### EXERCISE
Each record is to be printed again precisely as it reads.

### RECORDS FOR THE EXERCISE

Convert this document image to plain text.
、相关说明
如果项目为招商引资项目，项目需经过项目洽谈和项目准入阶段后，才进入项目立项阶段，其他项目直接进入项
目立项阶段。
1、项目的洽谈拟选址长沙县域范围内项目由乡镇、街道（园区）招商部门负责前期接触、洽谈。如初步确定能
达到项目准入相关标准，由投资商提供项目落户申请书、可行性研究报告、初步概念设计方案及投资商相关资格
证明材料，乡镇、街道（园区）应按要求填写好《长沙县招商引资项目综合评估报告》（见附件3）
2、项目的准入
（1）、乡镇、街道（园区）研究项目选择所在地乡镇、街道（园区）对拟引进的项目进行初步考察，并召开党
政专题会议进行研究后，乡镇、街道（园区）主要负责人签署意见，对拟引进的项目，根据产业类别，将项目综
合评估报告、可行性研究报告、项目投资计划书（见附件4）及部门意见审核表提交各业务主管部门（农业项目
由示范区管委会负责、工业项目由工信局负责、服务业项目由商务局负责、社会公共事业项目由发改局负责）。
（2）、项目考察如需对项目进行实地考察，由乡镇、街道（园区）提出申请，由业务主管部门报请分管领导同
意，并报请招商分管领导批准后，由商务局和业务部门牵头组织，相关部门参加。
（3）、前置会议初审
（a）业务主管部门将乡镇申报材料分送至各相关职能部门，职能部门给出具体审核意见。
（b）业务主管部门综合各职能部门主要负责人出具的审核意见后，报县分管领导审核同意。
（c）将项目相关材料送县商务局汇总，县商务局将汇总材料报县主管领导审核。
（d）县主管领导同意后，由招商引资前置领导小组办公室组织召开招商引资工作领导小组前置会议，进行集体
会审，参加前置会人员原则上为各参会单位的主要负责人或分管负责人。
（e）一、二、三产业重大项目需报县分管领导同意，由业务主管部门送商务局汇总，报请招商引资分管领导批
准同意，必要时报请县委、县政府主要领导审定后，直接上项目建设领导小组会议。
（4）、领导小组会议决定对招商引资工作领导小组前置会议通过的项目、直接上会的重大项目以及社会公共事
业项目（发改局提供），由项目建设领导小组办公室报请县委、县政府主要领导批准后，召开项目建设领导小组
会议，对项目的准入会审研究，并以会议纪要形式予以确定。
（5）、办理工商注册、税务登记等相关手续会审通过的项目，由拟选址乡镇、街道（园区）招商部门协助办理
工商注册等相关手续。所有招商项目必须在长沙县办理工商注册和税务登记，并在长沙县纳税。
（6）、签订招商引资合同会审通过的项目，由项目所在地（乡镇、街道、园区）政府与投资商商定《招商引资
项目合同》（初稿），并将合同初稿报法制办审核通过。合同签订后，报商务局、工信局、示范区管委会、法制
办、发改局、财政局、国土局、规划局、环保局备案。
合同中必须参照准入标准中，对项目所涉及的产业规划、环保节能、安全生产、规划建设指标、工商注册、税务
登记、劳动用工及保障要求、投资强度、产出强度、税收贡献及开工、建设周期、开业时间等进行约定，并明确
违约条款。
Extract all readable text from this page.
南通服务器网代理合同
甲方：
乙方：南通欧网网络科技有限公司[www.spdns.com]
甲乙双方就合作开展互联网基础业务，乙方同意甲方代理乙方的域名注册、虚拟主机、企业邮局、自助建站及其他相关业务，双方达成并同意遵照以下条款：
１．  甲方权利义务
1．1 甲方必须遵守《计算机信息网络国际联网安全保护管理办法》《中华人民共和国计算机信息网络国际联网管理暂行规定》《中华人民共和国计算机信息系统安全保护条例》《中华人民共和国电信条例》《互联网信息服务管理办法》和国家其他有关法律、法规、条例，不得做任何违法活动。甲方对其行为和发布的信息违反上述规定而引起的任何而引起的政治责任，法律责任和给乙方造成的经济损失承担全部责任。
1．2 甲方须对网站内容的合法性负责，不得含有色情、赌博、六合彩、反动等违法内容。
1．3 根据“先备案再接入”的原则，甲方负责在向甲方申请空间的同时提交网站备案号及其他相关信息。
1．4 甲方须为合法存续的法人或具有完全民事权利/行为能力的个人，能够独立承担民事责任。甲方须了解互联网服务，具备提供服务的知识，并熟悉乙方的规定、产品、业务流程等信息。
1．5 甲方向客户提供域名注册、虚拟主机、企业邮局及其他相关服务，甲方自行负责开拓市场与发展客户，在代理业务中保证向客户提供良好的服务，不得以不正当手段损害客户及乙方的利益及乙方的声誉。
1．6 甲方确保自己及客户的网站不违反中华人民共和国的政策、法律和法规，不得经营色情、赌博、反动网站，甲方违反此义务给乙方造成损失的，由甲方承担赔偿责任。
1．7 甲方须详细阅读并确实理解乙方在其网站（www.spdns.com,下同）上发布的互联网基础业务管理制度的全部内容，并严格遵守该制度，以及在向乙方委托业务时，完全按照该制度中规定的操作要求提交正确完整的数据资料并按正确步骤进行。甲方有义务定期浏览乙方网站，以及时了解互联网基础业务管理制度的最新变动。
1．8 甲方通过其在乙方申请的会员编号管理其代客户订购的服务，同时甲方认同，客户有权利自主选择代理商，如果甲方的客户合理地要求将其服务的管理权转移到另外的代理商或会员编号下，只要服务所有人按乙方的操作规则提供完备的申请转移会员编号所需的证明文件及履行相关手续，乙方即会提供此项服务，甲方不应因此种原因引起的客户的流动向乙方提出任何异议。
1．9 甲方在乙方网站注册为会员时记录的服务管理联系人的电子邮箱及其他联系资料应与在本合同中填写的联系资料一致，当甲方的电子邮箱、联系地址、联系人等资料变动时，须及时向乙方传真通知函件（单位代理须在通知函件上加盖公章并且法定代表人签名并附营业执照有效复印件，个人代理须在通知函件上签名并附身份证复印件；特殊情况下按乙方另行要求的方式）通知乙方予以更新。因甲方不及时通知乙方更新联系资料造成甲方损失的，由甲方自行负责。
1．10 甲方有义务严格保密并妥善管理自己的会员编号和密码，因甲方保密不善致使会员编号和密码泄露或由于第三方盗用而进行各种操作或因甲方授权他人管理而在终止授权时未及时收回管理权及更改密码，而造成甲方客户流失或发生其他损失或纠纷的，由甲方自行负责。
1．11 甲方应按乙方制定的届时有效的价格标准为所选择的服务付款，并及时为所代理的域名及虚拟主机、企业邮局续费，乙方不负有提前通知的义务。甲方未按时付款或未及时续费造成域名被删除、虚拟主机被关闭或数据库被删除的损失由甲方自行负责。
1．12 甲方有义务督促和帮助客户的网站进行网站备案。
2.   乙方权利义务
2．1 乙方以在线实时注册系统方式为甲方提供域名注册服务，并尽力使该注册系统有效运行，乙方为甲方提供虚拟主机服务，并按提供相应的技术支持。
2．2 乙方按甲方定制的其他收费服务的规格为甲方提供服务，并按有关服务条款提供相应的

### RESPONSE FOR THIS EXERCISE
Convert this document image to plain text.
、相关说明
如果项目为招商引资项目，项目需经过项目洽谈和项目准入阶段后，才进入项目立项阶段，其他项目直接进入项
目立项阶段。
1、项目的洽谈拟选址长沙县域范围内项目由乡镇、街道（园区）招商部门负责前期接触、洽谈。如初步确定能
达到项目准入相关标准，由投资商提供项目落户申请书、可行性研究报告、初步概念设计方案及投资商相关资格
证明材料，乡镇、街道（园区）应按要求填写好《长沙县招商引资项目综合评估报告》（见附件3）
2、项目的准入
（1）、乡镇、街道（园区）研究项目选择所在地乡镇、街道（园区）对拟引进的项目进行初步考察，并召开党
政专题会议进行研究后，乡镇、街道（园区）主要负责人签署意见，对拟引进的项目，根据产业类别，将项目综
合评估报告、可行性研究报告、项目投资计划书（见附件4）及部门意见审核表提交各业务主管部门（农业项目
由示范区管委会负责、工业项目由工信局负责、服务业项目由商务局负责、社会公共事业项目由发改局负责）。
（2）、项目考察如需对项目进行实地考察，由乡镇、街道（园区）提出申请，由业务主管部门报请分管领导同
意，并报请招商分管领导批准后，由商务局和业务部门牵头组织，相关部门参加。
（3）、前置会议初审
（a）业务主管部门将乡镇申报材料分送至各相关职能部门，职能部门给出具体审核意见。
（b）业务主管部门综合各职能部门主要负责人出具的审核意见后，报县分管领导审核同意。
（c）将项目相关材料送县商务局汇总，县商务局将汇总材料报县主管领导审核。
（d）县主管领导同意后，由招商引资前置领导小组办公室组织召开招商引资工作领导小组前置会议，进行集体
会审，参加前置会人员原则上为各参会单位的主要负责人或分管负责人。
（e）一、二、三产业重大项目需报县分管领导同意，由业务主管部门送商务局汇总，报请招商引资分管领导批
准同意，必要时报请县委、县政府主要领导审定后，直接上项目建设领导小组会议。
（4）、领导小组会议决定对招商引资工作领导小组前置会议通过的项目、直接上会的重大项目以及社会公共事
业项目（发改局提供），由项目建设领导小组办公室报请县委、县政府主要领导批准后，召开项目建设领导小组
会议，对项目的准入会审研究，并以会议纪要形式予以确定。
（5）、办理工商注册、税务登记等相关手续会审通过的项目，由拟选址乡镇、街道（园区）招商部门协助办理
工商注册等相关手续。所有招商项目必须在长沙县办理工商注册和税务登记，并在长沙县纳税。
（6）、签订招商引资合同会审通过的项目，由项目所在地（乡镇、街道、园区）政府与投资商商定《招商引资
项目合同》（初稿），并将合同初稿报法制办审核通过。合同签订后，报商务局、工信局、示范区管委会、法制
办、发改局、财政局、国土局、规划局、环保局备案。
合同中必须参照准入标准中，对项目所涉及的产业规划、环保节能、安全生产、规划建设指标、工商注册、税务
登记、劳动用工及保障要求、投资强度、产出强度、税收贡献及开工、建设周期、开业时间等进行约定，并明确
违约条款。
Extract all readable text from this page.
南通服务器网代理合同
甲方：
乙方：南通欧网网络科技有限公司[www.spdns.com]
甲乙双方就合作开展互联网基础业务，乙方同意甲方代理乙方的域名注册、虚拟主机、企业邮局、自助建站及其他相关业务，双方达成并同意遵照以下条款：
１．  甲方权利义务
1．1 甲方必须遵守《计算机信息网络国际联网安全保护管理办法》《中华人民共和国计算机信息网络国际联网管理暂行规定》《中华人民共和国计算机信息系统安全保护条例》《中华人民共和国电信条例》《互联网信息服务管理办法》和国家其他有关法律、法规、条例，不得做任何违法活动。甲方对其行为和发布的信息违反上述规定而引起的任何而引起的政治责任，法律责任和给乙方造成的经济损失承担全部责任。
1．2 甲方须对网站内容的合法性负责，不得含有色情、赌博、六合彩、反动等违法内容。
1．3 根据“先备案再接入”的原则，甲方负责在向甲方申请空间的同时提交网站备案号及其他相关信息。
1．4 甲方须为合法存续的法人或具有完全民事权利/行为能力的个人，能够独立承担民事责任。甲方须了解互联网服务，具备提供服务的知识，并熟悉乙方的规定、产品、业务流程等信息。
1．5 甲方向客户提供域名注册、虚拟主机、企业邮局及其他相关服务，甲方自行负责开拓市场与发展客户，在代理业务中保证向客户提供良好的服务，不得以不正当手段损害客户及乙方的利益及乙方的声誉。
1．6 甲方确保自己及客户的网站不违反中华人民共和国的政策、法律和法规，不得经营色情、赌博、反动网站，甲方违反此义务给乙方造成损失的，由甲方承担赔偿责任。
1．7 甲方须详细阅读并确实理解乙方在其网站（www.spdns.com,下同）上发布的互联网基础业务管理制度的全部内容，并严格遵守该制度，以及在向乙方委托业务时，完全按照该制度中规定的操作要求提交正确完整的数据资料并按正确步骤进行。甲方有义务定期浏览乙方网站，以及时了解互联网基础业务管理制度的最新变动。
1．8 甲方通过其在乙方申请的会员编号管理其代客户订购的服务，同时甲方认同，客户有权利自主选择代理商，如果甲方的客户合理地要求将其服务的管理权转移到另外的代理商或会员编号下，只要服务所有人按乙方的操作规则提供完备的申请转移会员编号所需的证明文件及履行相关手续，乙方即会提供此项服务，甲方不应因此种原因引起的客户的流动向乙方提出任何异议。
1．9 甲方在乙方网站注册为会员时记录的服务管理联系人的电子邮箱及其他联系资料应与在本合同中填写的联系资料一致，当甲方的电子邮箱、联系地址、联系人等资料变动时，须及时向乙方传真通知函件（单位代理须在通知函件上加盖公章并且法定代表人签名并附营业执照有效复印件，个人代理须在通知函件上签名并附身份证复印件；特殊情况下按乙方另行要求的方式）通知乙方予以更新。因甲方不及时通知乙方更新联系资料造成甲方损失的，由甲方自行负责。
1．10 甲方有义务严格保密并妥善管理自己的会员编号和密码，因甲方保密不善致使会员编号和密码泄露或由于第三方盗用而进行各种操作或因甲方授权他人管理而在终止授权时未及时收回管理权及更改密码，而造成甲方客户流失或发生其他损失或纠纷的，由甲方自行负责。
1．11 甲方应按乙方制定的届时有效的价格标准为所选择的服务付款，并及时为所代理的域名及虚拟主机、企业邮局续费，乙方不负有提前通知的义务。甲方未按时付款或未及时续费造成域名被删除、虚拟主机被关闭或数据库被删除的损失由甲方自行负责。
1．12 甲方有义务督促和帮助客户的网站进行网站备案。
2.   乙方权利义务
2．1 乙方以在线实时注册系统方式为甲方提供域名注册服务，并尽力使该注册系统有效运行，乙方为甲方提供虚拟主机服务，并按提供相应的技术支持。
2．2 乙方按甲方定制的其他收费服务的规格为甲方提供服务，并按有关服务条款提供相应的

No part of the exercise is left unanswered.